Requirements> From the listing that follows, output everything exactly except the pictures.

Stored entries>
::::::::::
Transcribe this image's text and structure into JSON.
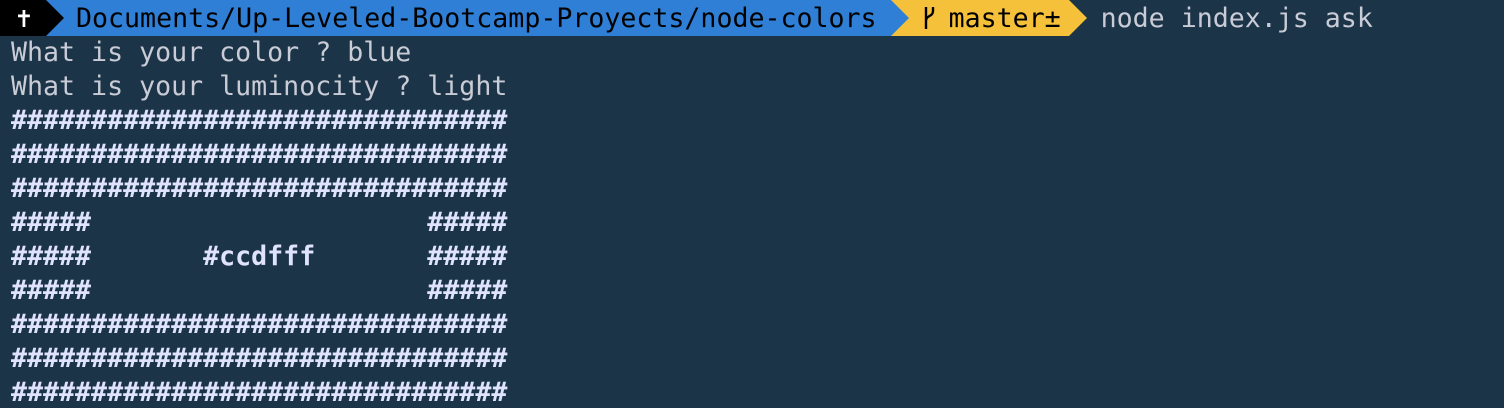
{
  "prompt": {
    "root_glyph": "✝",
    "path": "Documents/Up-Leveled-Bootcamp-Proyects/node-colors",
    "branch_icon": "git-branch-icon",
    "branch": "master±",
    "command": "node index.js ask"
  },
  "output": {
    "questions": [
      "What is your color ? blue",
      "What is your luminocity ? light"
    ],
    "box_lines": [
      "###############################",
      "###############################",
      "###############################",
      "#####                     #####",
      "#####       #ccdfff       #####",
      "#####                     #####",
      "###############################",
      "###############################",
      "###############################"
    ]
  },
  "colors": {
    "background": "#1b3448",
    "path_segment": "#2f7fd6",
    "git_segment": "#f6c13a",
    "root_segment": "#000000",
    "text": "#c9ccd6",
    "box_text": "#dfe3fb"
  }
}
::::::::::
Complete output>
Transcribe this image's text and structure into JSON.
{
  "prompt": {
    "root_glyph": "✝",
    "path": "Documents/Up-Leveled-Bootcamp-Proyects/node-colors",
    "branch_icon": "git-branch-icon",
    "branch": "master±",
    "command": "node index.js ask"
  },
  "output": {
    "questions": [
      "What is your color ? blue",
      "What is your luminocity ? light"
    ],
    "box_lines": [
      "###############################",
      "###############################",
      "###############################",
      "#####                     #####",
      "#####       #ccdfff       #####",
      "#####                     #####",
      "###############################",
      "###############################",
      "###############################"
    ]
  },
  "colors": {
    "background": "#1b3448",
    "path_segment": "#2f7fd6",
    "git_segment": "#f6c13a",
    "root_segment": "#000000",
    "text": "#c9ccd6",
    "box_text": "#dfe3fb"
  }
}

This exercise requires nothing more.